[Figure contents as structured data]
******************************

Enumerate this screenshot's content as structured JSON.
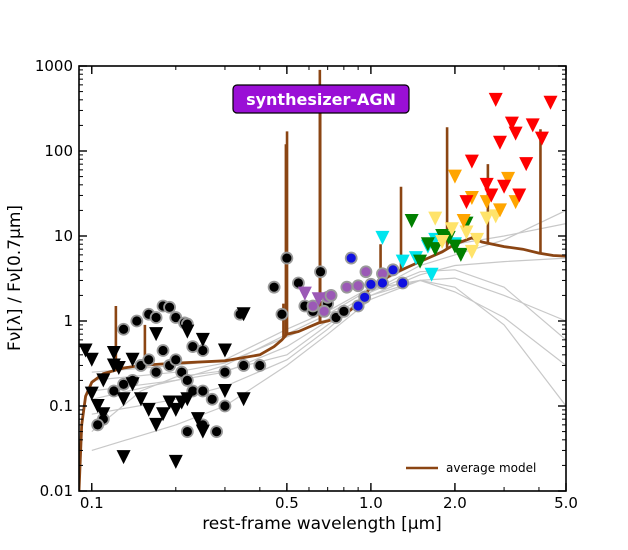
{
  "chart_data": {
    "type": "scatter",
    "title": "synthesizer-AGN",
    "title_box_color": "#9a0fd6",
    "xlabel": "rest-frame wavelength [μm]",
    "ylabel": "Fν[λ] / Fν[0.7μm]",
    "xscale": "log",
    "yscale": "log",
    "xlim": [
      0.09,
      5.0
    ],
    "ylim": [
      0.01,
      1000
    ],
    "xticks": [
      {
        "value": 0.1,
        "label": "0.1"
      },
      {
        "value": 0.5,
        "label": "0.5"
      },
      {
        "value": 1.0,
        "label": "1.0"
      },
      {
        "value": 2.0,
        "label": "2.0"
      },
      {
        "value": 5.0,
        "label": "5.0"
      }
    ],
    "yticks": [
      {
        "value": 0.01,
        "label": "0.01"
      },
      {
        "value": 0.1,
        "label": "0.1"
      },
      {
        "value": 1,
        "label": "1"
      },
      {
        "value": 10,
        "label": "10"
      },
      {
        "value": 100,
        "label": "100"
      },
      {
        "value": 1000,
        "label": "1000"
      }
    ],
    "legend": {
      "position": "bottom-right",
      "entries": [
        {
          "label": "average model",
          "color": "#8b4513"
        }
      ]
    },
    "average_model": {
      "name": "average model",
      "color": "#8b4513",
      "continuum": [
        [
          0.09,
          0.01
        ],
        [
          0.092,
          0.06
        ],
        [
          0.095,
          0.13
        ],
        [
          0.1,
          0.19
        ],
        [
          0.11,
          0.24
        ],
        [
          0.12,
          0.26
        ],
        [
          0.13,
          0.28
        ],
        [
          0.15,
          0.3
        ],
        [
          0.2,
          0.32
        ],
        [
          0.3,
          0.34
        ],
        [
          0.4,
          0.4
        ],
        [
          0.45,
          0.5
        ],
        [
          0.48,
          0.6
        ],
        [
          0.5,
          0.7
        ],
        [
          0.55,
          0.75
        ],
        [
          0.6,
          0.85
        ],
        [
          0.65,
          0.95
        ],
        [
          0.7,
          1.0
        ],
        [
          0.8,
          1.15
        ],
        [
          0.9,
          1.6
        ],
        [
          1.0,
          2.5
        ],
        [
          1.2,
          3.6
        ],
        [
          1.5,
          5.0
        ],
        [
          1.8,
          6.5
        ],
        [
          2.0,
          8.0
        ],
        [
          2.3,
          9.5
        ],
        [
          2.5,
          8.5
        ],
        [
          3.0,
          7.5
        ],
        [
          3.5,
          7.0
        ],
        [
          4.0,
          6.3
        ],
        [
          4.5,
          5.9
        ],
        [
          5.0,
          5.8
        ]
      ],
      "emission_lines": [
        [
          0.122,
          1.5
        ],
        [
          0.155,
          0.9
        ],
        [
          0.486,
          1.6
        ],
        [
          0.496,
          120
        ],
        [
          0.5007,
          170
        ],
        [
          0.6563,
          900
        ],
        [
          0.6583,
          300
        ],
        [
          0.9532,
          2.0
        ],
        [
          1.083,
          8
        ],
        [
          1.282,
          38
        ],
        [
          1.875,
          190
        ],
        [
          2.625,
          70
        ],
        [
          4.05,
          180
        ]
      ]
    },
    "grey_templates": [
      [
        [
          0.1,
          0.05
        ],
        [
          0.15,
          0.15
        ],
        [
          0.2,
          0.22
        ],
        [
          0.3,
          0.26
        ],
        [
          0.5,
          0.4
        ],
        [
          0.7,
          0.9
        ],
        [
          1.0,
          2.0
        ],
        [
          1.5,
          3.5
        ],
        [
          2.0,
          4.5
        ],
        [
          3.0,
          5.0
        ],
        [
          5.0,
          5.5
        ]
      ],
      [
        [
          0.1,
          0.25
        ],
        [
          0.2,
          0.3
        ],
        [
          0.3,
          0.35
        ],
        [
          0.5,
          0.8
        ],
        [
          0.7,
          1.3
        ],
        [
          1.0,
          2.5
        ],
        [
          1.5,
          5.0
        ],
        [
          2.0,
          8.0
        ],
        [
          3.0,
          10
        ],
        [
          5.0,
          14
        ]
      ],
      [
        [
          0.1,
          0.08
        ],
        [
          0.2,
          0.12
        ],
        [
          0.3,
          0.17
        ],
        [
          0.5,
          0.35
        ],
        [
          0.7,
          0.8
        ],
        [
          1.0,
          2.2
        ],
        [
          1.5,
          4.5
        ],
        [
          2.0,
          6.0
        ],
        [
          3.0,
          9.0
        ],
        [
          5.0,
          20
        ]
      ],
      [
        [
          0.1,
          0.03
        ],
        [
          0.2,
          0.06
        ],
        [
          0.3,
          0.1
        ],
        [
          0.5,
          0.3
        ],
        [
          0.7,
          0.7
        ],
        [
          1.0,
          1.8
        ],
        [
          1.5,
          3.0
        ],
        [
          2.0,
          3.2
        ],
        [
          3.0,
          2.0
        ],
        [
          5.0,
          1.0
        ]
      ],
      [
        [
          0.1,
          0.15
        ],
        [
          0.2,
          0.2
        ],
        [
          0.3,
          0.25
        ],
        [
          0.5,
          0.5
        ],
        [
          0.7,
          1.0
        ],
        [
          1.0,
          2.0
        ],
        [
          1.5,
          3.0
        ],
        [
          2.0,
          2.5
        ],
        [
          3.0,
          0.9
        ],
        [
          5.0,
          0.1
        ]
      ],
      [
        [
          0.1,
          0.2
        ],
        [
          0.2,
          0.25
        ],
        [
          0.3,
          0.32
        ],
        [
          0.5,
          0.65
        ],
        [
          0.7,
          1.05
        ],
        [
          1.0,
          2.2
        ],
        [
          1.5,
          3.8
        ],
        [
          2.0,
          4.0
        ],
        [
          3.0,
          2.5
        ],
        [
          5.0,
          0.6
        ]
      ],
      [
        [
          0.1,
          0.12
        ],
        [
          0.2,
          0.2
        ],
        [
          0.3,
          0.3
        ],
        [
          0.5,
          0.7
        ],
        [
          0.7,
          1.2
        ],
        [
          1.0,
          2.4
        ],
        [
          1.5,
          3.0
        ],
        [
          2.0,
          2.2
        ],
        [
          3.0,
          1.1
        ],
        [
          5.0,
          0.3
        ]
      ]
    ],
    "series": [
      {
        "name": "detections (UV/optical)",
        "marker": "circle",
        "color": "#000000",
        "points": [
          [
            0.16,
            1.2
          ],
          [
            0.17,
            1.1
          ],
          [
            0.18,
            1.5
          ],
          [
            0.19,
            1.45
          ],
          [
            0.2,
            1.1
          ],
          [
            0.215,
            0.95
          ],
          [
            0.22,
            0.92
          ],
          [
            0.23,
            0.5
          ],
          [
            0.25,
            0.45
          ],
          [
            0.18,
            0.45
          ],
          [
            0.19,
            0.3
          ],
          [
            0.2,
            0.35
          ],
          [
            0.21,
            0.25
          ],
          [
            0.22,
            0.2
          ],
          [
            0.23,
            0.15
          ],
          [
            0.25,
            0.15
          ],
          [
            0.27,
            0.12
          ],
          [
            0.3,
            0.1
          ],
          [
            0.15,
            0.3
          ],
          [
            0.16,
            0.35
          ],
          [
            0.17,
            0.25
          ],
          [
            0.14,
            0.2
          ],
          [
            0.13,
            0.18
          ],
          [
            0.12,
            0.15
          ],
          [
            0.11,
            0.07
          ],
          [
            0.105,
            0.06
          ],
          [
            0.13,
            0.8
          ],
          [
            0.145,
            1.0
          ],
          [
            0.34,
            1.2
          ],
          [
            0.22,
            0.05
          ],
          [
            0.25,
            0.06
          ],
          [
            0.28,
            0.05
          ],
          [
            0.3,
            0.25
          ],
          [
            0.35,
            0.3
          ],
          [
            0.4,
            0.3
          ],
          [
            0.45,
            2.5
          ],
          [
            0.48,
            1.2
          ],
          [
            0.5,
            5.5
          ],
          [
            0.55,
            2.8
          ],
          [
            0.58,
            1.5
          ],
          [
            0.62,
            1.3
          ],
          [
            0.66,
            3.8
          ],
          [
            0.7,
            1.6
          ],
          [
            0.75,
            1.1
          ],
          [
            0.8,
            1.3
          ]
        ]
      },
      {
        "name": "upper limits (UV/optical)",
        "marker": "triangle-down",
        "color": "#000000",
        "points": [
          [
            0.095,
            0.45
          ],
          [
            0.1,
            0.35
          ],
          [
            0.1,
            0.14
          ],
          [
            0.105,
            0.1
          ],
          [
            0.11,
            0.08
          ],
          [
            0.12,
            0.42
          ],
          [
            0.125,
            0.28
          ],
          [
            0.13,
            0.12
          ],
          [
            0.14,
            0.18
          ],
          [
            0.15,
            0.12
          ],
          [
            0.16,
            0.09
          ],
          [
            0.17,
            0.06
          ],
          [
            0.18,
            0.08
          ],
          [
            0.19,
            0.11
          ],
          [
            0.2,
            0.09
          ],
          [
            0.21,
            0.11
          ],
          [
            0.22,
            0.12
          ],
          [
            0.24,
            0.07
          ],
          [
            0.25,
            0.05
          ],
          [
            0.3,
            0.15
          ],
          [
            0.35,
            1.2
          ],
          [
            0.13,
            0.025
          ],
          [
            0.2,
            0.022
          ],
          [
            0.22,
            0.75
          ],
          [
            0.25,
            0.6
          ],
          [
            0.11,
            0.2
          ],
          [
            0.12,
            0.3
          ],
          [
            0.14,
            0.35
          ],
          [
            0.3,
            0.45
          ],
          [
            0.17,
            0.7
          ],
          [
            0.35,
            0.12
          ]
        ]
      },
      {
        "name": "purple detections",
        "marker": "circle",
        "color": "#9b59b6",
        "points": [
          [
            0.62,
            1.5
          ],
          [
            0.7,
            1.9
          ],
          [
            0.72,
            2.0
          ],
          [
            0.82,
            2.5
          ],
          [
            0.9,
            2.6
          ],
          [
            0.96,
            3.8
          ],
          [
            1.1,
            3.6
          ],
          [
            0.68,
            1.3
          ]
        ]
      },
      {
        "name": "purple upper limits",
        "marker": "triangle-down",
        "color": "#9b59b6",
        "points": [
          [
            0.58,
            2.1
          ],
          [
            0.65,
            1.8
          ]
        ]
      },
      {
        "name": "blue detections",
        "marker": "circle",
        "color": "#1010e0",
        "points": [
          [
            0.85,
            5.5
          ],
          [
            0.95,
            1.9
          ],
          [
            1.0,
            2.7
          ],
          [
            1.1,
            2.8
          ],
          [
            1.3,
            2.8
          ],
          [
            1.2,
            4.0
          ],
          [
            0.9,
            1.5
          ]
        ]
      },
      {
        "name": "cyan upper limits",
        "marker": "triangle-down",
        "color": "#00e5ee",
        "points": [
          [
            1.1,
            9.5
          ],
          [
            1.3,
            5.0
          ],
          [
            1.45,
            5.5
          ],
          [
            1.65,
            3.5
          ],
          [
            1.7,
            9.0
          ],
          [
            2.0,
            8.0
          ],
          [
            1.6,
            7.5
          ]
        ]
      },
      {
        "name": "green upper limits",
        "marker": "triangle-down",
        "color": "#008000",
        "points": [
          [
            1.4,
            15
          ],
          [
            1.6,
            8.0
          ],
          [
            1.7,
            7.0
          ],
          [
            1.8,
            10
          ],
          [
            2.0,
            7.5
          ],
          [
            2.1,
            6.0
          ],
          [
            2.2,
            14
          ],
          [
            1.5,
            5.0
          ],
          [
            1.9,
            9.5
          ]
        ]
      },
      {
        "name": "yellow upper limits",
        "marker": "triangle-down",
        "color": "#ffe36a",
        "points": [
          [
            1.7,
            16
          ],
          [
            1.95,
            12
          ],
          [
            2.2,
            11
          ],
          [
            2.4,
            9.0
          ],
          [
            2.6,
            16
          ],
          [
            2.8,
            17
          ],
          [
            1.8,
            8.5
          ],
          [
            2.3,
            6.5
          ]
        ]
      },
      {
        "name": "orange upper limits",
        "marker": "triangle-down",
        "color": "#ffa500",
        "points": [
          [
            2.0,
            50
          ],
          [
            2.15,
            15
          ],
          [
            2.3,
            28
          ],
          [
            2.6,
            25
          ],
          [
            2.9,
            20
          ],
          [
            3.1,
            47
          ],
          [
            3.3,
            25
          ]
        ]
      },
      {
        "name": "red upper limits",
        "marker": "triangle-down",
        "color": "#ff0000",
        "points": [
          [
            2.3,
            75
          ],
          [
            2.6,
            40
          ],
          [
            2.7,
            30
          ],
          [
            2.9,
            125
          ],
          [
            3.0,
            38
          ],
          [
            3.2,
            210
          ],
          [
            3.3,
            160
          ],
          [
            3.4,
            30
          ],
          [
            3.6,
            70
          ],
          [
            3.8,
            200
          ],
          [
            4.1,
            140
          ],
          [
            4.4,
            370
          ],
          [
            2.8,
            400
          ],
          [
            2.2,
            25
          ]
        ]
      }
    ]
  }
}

******************************

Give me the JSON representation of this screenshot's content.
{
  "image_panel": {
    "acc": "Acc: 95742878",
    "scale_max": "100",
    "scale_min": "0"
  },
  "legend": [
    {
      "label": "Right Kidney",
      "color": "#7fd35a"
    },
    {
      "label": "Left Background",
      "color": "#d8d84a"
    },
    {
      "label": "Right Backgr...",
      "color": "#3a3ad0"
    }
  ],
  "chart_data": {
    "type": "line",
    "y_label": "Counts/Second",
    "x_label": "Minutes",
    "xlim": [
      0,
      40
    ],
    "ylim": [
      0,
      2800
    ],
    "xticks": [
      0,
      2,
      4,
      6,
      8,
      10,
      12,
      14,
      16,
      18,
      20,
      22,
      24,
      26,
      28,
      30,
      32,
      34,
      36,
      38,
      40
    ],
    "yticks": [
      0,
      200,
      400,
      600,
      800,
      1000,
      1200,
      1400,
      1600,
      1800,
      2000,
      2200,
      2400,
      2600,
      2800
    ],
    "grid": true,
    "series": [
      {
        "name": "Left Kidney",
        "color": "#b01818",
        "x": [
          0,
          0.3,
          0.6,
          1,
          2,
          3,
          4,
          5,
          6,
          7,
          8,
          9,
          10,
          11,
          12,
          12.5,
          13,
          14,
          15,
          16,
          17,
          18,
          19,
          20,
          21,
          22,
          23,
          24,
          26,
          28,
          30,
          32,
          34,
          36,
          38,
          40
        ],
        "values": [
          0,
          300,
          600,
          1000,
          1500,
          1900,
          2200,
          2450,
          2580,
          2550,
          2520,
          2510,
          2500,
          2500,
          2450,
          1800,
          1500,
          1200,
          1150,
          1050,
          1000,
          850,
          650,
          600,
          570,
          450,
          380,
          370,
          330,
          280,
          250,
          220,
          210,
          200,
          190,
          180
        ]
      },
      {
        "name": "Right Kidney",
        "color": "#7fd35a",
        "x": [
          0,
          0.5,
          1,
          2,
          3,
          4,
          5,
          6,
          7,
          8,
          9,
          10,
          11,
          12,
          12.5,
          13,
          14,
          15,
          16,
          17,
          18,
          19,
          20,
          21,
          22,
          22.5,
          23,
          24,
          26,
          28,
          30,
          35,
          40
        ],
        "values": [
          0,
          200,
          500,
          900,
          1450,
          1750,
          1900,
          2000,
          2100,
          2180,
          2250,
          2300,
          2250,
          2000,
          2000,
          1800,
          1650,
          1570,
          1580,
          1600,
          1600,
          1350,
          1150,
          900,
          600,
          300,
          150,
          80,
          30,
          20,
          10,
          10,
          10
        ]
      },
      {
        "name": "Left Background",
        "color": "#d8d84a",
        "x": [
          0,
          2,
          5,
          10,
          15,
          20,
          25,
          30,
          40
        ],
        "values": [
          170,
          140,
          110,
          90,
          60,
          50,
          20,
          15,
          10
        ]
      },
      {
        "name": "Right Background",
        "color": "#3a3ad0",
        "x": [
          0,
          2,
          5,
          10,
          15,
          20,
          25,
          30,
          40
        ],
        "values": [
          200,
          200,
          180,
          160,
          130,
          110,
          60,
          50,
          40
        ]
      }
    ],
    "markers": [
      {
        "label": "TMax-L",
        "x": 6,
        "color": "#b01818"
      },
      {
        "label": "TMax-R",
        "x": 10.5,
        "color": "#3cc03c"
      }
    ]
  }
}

******************************

Exercise instructions » Make a copy of each line that contains the string "screenshot".

Result of the exercise »
Enumerate this screenshot's content as structured JSON.
Give me the JSON representation of this screenshot's content.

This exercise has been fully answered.